Input material
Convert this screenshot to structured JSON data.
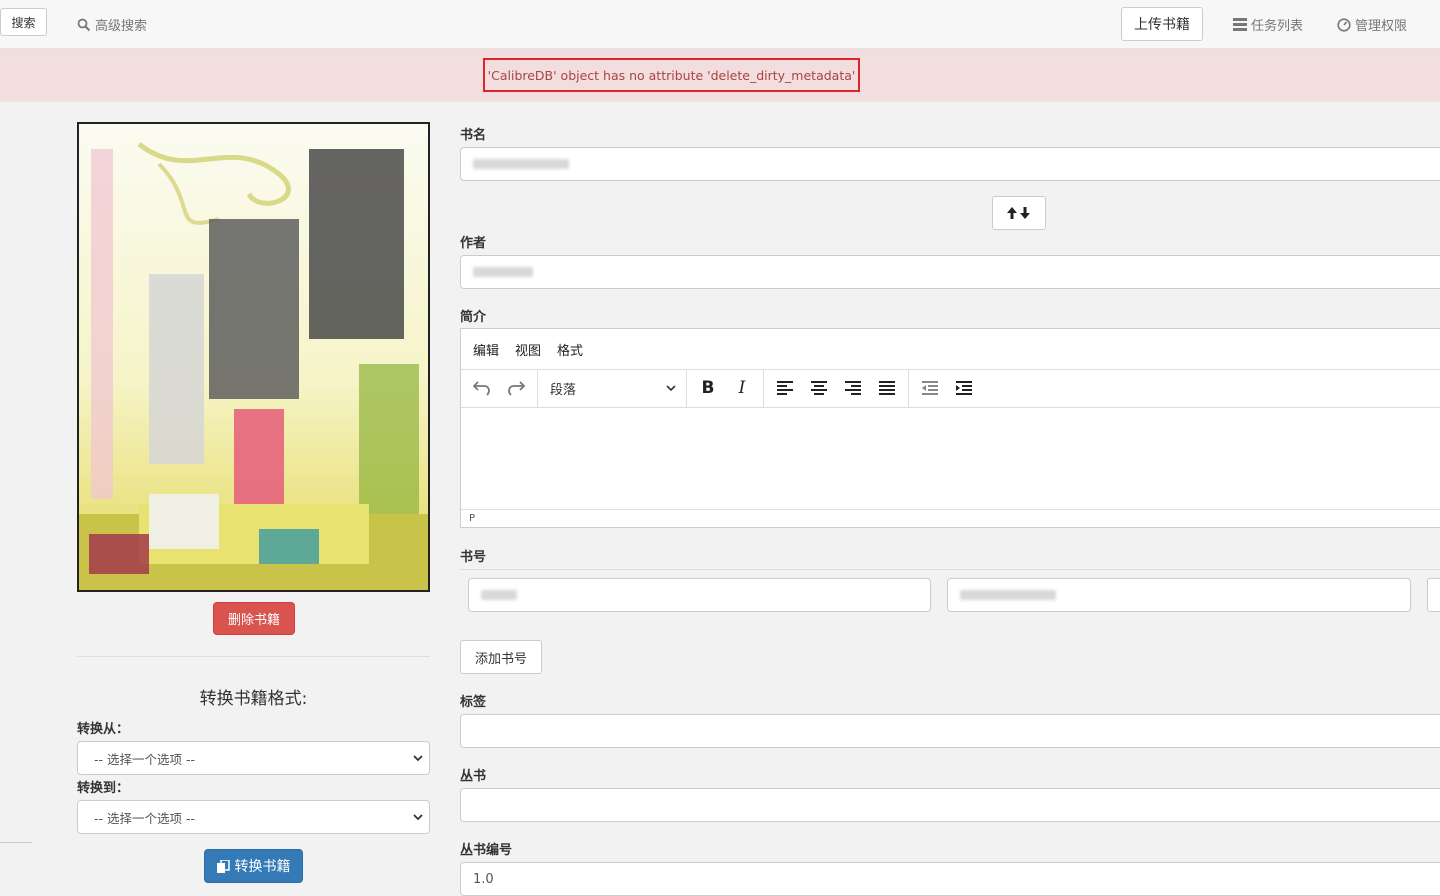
{
  "topbar": {
    "search_button": "搜索",
    "advanced_search": "高级搜索",
    "upload_button": "上传书籍",
    "tasks": "任务列表",
    "admin": "管理权限"
  },
  "alert": {
    "message": "'CalibreDB' object has no attribute 'delete_dirty_metadata'"
  },
  "left": {
    "delete_button": "删除书籍",
    "convert_heading": "转换书籍格式:",
    "convert_from_label": "转换从：",
    "convert_to_label": "转换到：",
    "select_placeholder": "-- 选择一个选项 --",
    "convert_button": "转换书籍"
  },
  "form": {
    "title_label": "书名",
    "author_label": "作者",
    "description_label": "简介",
    "identifiers_label": "书号",
    "add_identifier_button": "添加书号",
    "tags_label": "标签",
    "series_label": "丛书",
    "series_index_label": "丛书编号",
    "series_index_value": "1.0"
  },
  "editor": {
    "menus": [
      "编辑",
      "视图",
      "格式"
    ],
    "block_format": "段落",
    "status_path": "P"
  },
  "icons": {
    "search": "search-icon",
    "tasks": "list-icon",
    "admin": "dashboard-icon",
    "swap": "swap-arrows-icon",
    "convert": "copy-icon"
  },
  "colors": {
    "alert_bg": "#f2dede",
    "alert_highlight": "#e0242b",
    "danger": "#d9534f",
    "primary": "#337ab7"
  }
}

Task to carry out
The records above need to be given again exactly. Omit the pictures.

Response to this task
Convert this screenshot to structured JSON data.
{
  "topbar": {
    "search_button": "搜索",
    "advanced_search": "高级搜索",
    "upload_button": "上传书籍",
    "tasks": "任务列表",
    "admin": "管理权限"
  },
  "alert": {
    "message": "'CalibreDB' object has no attribute 'delete_dirty_metadata'"
  },
  "left": {
    "delete_button": "删除书籍",
    "convert_heading": "转换书籍格式:",
    "convert_from_label": "转换从：",
    "convert_to_label": "转换到：",
    "select_placeholder": "-- 选择一个选项 --",
    "convert_button": "转换书籍"
  },
  "form": {
    "title_label": "书名",
    "author_label": "作者",
    "description_label": "简介",
    "identifiers_label": "书号",
    "add_identifier_button": "添加书号",
    "tags_label": "标签",
    "series_label": "丛书",
    "series_index_label": "丛书编号",
    "series_index_value": "1.0"
  },
  "editor": {
    "menus": [
      "编辑",
      "视图",
      "格式"
    ],
    "block_format": "段落",
    "status_path": "P"
  },
  "icons": {
    "search": "search-icon",
    "tasks": "list-icon",
    "admin": "dashboard-icon",
    "swap": "swap-arrows-icon",
    "convert": "copy-icon"
  },
  "colors": {
    "alert_bg": "#f2dede",
    "alert_highlight": "#e0242b",
    "danger": "#d9534f",
    "primary": "#337ab7"
  }
}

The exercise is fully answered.